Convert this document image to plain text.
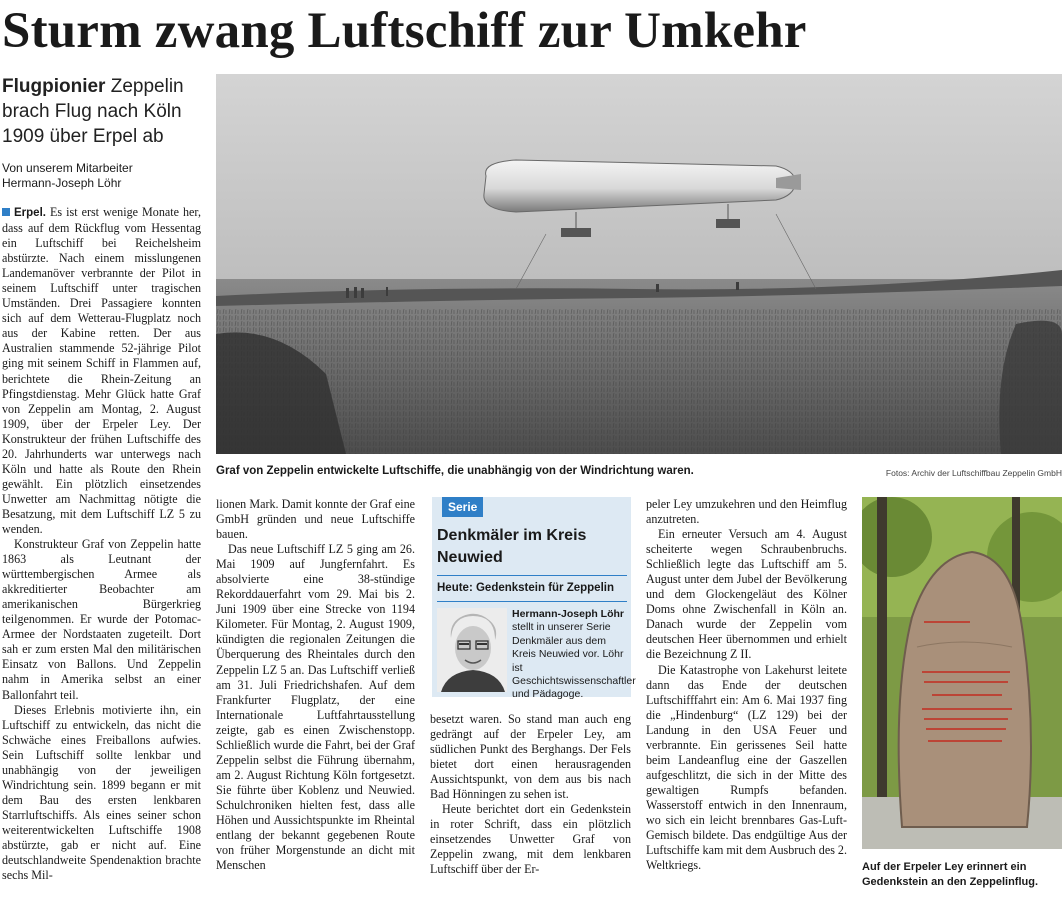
Sturm zwang Luftschiff zur Umkehr
Flugpionier Zeppelin brach Flug nach Köln 1909 über Erpel ab
Von unserem Mitarbeiter
Hermann-Joseph Löhr

Erpel. Es ist erst wenige Monate her, dass auf dem Rückflug vom Hessentag ein Luftschiff bei Reichelsheim abstürzte. Nach einem misslungenen Landemanöver verbrannte der Pilot in seinem Luftschiff unter tragischen Umständen. Drei Passagiere konnten sich auf dem Wetterau-Flugplatz noch aus der Kabine retten. Der aus Australien stammende 52-jährige Pilot ging mit seinem Schiff in Flammen auf, berichtete die Rhein-Zeitung an Pfingstdienstag. Mehr Glück hatte Graf von Zeppelin am Montag, 2. August 1909, über der Erpeler Ley. Der Konstrukteur der frühen Luftschiffe des 20. Jahrhunderts war unterwegs nach Köln und hatte als Route den Rhein gewählt. Ein plötzlich einsetzendes Unwetter am Nachmittag nötigte die Besatzung, mit dem Luftschiff LZ 5 zu wenden.

Konstrukteur Graf von Zeppelin hatte 1863 als Leutnant der württembergischen Armee als akkreditierter Beobachter am amerikanischen Bürgerkrieg teilgenommen. Er wurde der Potomac-Armee der Nordstaaten zugeteilt. Dort sah er zum ersten Mal den militärischen Einsatz von Ballons. Und Zeppelin nahm in Amerika selbst an einer Ballonfahrt teil.

Dieses Erlebnis motivierte ihn, ein Luftschiff zu entwickeln, das nicht die Schwäche eines Freiballons aufwies. Sein Luftschiff sollte lenkbar und unabhängig von der jeweiligen Windrichtung sein. 1899 begann er mit dem Bau des ersten lenkbaren Starrluftschiffs. Als eines seiner schon weiterentwickelten Luftschiffe 1908 abstürzte, gab er nicht auf. Eine deutschlandweite Spendenaktion brachte sechs Mil-

Graf von Zeppelin entwickelte Luftschiffe, die unabhängig von der Windrichtung waren.	Fotos: Archiv der Luftschiffbau Zeppelin GmbH

lionen Mark. Damit konnte der Graf eine GmbH gründen und neue Luftschiffe bauen.

Das neue Luftschiff LZ 5 ging am 26. Mai 1909 auf Jungfernfahrt. Es absolvierte eine 38-stündige Rekorddauerfahrt vom 29. Mai bis 2. Juni 1909 über eine Strecke von 1194 Kilometer. Für Montag, 2. August 1909, kündigten die regionalen Zeitungen die Überquerung des Rheintales durch den Zeppelin LZ 5 an. Das Luftschiff verließ am 31. Juli Friedrichshafen. Auf dem Frankfurter Flugplatz, der eine Internationale Luftfahrtausstellung zeigte, gab es einen Zwischenstopp. Schließlich wurde die Fahrt, bei der Graf Zeppelin selbst die Führung übernahm, am 2. August Richtung Köln fortgesetzt. Sie führte über Koblenz und Neuwied. Schulchroniken hielten fest, dass alle Höhen und Aussichtspunkte im Rheintal entlang der bekannt gegebenen Route von früher Morgenstunde an dicht mit Menschen

Serie
Denkmäler im Kreis Neuwied
Heute: Gedenkstein für Zeppelin
Hermann-Joseph Löhr
stellt in unserer Serie Denkmäler aus dem Kreis Neuwied vor. Löhr ist Geschichtswissenschaftler und Pädagoge.

besetzt waren. So stand man auch eng gedrängt auf der Erpeler Ley, am südlichen Punkt des Berghangs. Der Fels bietet dort einen herausragenden Aussichtspunkt, von dem aus bis nach Bad Hönningen zu sehen ist.

Heute berichtet dort ein Gedenkstein in roter Schrift, dass ein plötzlich einsetzendes Unwetter Graf von Zeppelin zwang, mit dem lenkbaren Luftschiff über der Er-

peler Ley umzukehren und den Heimflug anzutreten.

Ein erneuter Versuch am 4. August scheiterte wegen Schraubenbruchs. Schließlich legte das Luftschiff am 5. August unter dem Jubel der Bevölkerung und dem Glockengeläut des Kölner Doms ohne Zwischenfall in Köln an. Danach wurde der Zeppelin vom deutschen Heer übernommen und erhielt die Bezeichnung Z II.

Die Katastrophe von Lakehurst leitete dann das Ende der deutschen Luftschifffahrt ein: Am 6. Mai 1937 fing die „Hindenburg“ (LZ 129) bei der Landung in den USA Feuer und verbrannte. Ein gerissenes Seil hatte beim Landeanflug eine der Gaszellen aufgeschlitzt, die sich in der Mitte des gewaltigen Rumpfs befanden. Wasserstoff entwich in den Innenraum, wo sich ein leicht brennbares Gas-Luft-Gemisch bildete. Das endgültige Aus der Luftschiffe kam mit dem Ausbruch des 2. Weltkriegs.	Auf der Erpeler Ley erinnert ein Gedenkstein an den Zeppelinflug.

····················

Required action → Please reproduce the data above word for word, skipping all images.

Solved exercise →
Convert this document image to plain text.
Sturm zwang Luftschiff zur Umkehr
Flugpionier Zeppelin brach Flug nach Köln 1909 über Erpel ab
Von unserem Mitarbeiter
Hermann-Joseph Löhr

Erpel. Es ist erst wenige Monate her, dass auf dem Rückflug vom Hessentag ein Luftschiff bei Reichelsheim abstürzte. Nach einem misslungenen Landemanöver verbrannte der Pilot in seinem Luftschiff unter tragischen Umständen. Drei Passagiere konnten sich auf dem Wetterau-Flugplatz noch aus der Kabine retten. Der aus Australien stammende 52-jährige Pilot ging mit seinem Schiff in Flammen auf, berichtete die Rhein-Zeitung an Pfingstdienstag. Mehr Glück hatte Graf von Zeppelin am Montag, 2. August 1909, über der Erpeler Ley. Der Konstrukteur der frühen Luftschiffe des 20. Jahrhunderts war unterwegs nach Köln und hatte als Route den Rhein gewählt. Ein plötzlich einsetzendes Unwetter am Nachmittag nötigte die Besatzung, mit dem Luftschiff LZ 5 zu wenden.

Konstrukteur Graf von Zeppelin hatte 1863 als Leutnant der württembergischen Armee als akkreditierter Beobachter am amerikanischen Bürgerkrieg teilgenommen. Er wurde der Potomac-Armee der Nordstaaten zugeteilt. Dort sah er zum ersten Mal den militärischen Einsatz von Ballons. Und Zeppelin nahm in Amerika selbst an einer Ballonfahrt teil.

Dieses Erlebnis motivierte ihn, ein Luftschiff zu entwickeln, das nicht die Schwäche eines Freiballons aufwies. Sein Luftschiff sollte lenkbar und unabhängig von der jeweiligen Windrichtung sein. 1899 begann er mit dem Bau des ersten lenkbaren Starrluftschiffs. Als eines seiner schon weiterentwickelten Luftschiffe 1908 abstürzte, gab er nicht auf. Eine deutschlandweite Spendenaktion brachte sechs Mil-

Graf von Zeppelin entwickelte Luftschiffe, die unabhängig von der Windrichtung waren.	Fotos: Archiv der Luftschiffbau Zeppelin GmbH

lionen Mark. Damit konnte der Graf eine GmbH gründen und neue Luftschiffe bauen.

Das neue Luftschiff LZ 5 ging am 26. Mai 1909 auf Jungfernfahrt. Es absolvierte eine 38-stündige Rekorddauerfahrt vom 29. Mai bis 2. Juni 1909 über eine Strecke von 1194 Kilometer. Für Montag, 2. August 1909, kündigten die regionalen Zeitungen die Überquerung des Rheintales durch den Zeppelin LZ 5 an. Das Luftschiff verließ am 31. Juli Friedrichshafen. Auf dem Frankfurter Flugplatz, der eine Internationale Luftfahrtausstellung zeigte, gab es einen Zwischenstopp. Schließlich wurde die Fahrt, bei der Graf Zeppelin selbst die Führung übernahm, am 2. August Richtung Köln fortgesetzt. Sie führte über Koblenz und Neuwied. Schulchroniken hielten fest, dass alle Höhen und Aussichtspunkte im Rheintal entlang der bekannt gegebenen Route von früher Morgenstunde an dicht mit Menschen

Serie
Denkmäler im Kreis Neuwied
Heute: Gedenkstein für Zeppelin
Hermann-Joseph Löhr
stellt in unserer Serie Denkmäler aus dem Kreis Neuwied vor. Löhr ist Geschichtswissenschaftler und Pädagoge.

besetzt waren. So stand man auch eng gedrängt auf der Erpeler Ley, am südlichen Punkt des Berghangs. Der Fels bietet dort einen herausragenden Aussichtspunkt, von dem aus bis nach Bad Hönningen zu sehen ist.

Heute berichtet dort ein Gedenkstein in roter Schrift, dass ein plötzlich einsetzendes Unwetter Graf von Zeppelin zwang, mit dem lenkbaren Luftschiff über der Er-

peler Ley umzukehren und den Heimflug anzutreten.

Ein erneuter Versuch am 4. August scheiterte wegen Schraubenbruchs. Schließlich legte das Luftschiff am 5. August unter dem Jubel der Bevölkerung und dem Glockengeläut des Kölner Doms ohne Zwischenfall in Köln an. Danach wurde der Zeppelin vom deutschen Heer übernommen und erhielt die Bezeichnung Z II.

Die Katastrophe von Lakehurst leitete dann das Ende der deutschen Luftschifffahrt ein: Am 6. Mai 1937 fing die „Hindenburg“ (LZ 129) bei der Landung in den USA Feuer und verbrannte. Ein gerissenes Seil hatte beim Landeanflug eine der Gaszellen aufgeschlitzt, die sich in der Mitte des gewaltigen Rumpfs befanden. Wasserstoff entwich in den Innenraum, wo sich ein leicht brennbares Gas-Luft-Gemisch bildete. Das endgültige Aus der Luftschiffe kam mit dem Ausbruch des 2. Weltkriegs.	Auf der Erpeler Ley erinnert ein Gedenkstein an den Zeppelinflug.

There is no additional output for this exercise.